STATED EXERCISE ▸
Your task is to output the entries below word for word.

INPUT ▸

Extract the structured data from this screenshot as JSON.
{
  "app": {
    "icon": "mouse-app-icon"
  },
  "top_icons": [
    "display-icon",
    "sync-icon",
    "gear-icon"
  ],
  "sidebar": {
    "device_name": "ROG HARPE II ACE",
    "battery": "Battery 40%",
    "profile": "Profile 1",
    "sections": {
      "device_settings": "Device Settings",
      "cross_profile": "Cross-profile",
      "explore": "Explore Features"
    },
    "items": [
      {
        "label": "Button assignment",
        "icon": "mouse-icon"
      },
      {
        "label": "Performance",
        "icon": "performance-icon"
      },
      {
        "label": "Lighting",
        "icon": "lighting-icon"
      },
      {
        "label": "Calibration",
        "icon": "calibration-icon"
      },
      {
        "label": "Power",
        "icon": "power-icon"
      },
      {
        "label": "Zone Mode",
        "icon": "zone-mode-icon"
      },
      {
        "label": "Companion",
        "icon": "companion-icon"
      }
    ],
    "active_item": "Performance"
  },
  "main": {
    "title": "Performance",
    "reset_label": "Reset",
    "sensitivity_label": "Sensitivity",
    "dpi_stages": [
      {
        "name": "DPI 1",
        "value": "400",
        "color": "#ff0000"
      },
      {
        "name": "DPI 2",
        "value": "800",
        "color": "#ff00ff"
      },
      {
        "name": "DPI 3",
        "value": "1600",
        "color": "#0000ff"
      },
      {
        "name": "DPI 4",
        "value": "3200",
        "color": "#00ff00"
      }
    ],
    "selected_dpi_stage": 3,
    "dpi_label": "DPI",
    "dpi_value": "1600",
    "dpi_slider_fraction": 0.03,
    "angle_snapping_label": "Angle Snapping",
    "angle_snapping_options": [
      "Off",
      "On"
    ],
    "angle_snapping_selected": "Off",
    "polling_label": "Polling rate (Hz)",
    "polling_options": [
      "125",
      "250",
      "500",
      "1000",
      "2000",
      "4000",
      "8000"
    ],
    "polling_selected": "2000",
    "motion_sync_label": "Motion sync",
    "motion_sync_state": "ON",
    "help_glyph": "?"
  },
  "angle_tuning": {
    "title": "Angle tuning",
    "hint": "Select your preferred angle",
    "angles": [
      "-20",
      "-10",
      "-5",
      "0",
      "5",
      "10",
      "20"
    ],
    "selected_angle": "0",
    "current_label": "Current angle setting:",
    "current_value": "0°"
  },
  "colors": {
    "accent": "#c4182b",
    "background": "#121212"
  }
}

FINAL RESULT ▸
Extract the structured data from this screenshot as JSON.
{
  "app": {
    "icon": "mouse-app-icon"
  },
  "top_icons": [
    "display-icon",
    "sync-icon",
    "gear-icon"
  ],
  "sidebar": {
    "device_name": "ROG HARPE II ACE",
    "battery": "Battery 40%",
    "profile": "Profile 1",
    "sections": {
      "device_settings": "Device Settings",
      "cross_profile": "Cross-profile",
      "explore": "Explore Features"
    },
    "items": [
      {
        "label": "Button assignment",
        "icon": "mouse-icon"
      },
      {
        "label": "Performance",
        "icon": "performance-icon"
      },
      {
        "label": "Lighting",
        "icon": "lighting-icon"
      },
      {
        "label": "Calibration",
        "icon": "calibration-icon"
      },
      {
        "label": "Power",
        "icon": "power-icon"
      },
      {
        "label": "Zone Mode",
        "icon": "zone-mode-icon"
      },
      {
        "label": "Companion",
        "icon": "companion-icon"
      }
    ],
    "active_item": "Performance"
  },
  "main": {
    "title": "Performance",
    "reset_label": "Reset",
    "sensitivity_label": "Sensitivity",
    "dpi_stages": [
      {
        "name": "DPI 1",
        "value": "400",
        "color": "#ff0000"
      },
      {
        "name": "DPI 2",
        "value": "800",
        "color": "#ff00ff"
      },
      {
        "name": "DPI 3",
        "value": "1600",
        "color": "#0000ff"
      },
      {
        "name": "DPI 4",
        "value": "3200",
        "color": "#00ff00"
      }
    ],
    "selected_dpi_stage": 3,
    "dpi_label": "DPI",
    "dpi_value": "1600",
    "dpi_slider_fraction": 0.03,
    "angle_snapping_label": "Angle Snapping",
    "angle_snapping_options": [
      "Off",
      "On"
    ],
    "angle_snapping_selected": "Off",
    "polling_label": "Polling rate (Hz)",
    "polling_options": [
      "125",
      "250",
      "500",
      "1000",
      "2000",
      "4000",
      "8000"
    ],
    "polling_selected": "2000",
    "motion_sync_label": "Motion sync",
    "motion_sync_state": "ON",
    "help_glyph": "?"
  },
  "angle_tuning": {
    "title": "Angle tuning",
    "hint": "Select your preferred angle",
    "angles": [
      "-20",
      "-10",
      "-5",
      "0",
      "5",
      "10",
      "20"
    ],
    "selected_angle": "0",
    "current_label": "Current angle setting:",
    "current_value": "0°"
  },
  "colors": {
    "accent": "#c4182b",
    "background": "#121212"
  }
}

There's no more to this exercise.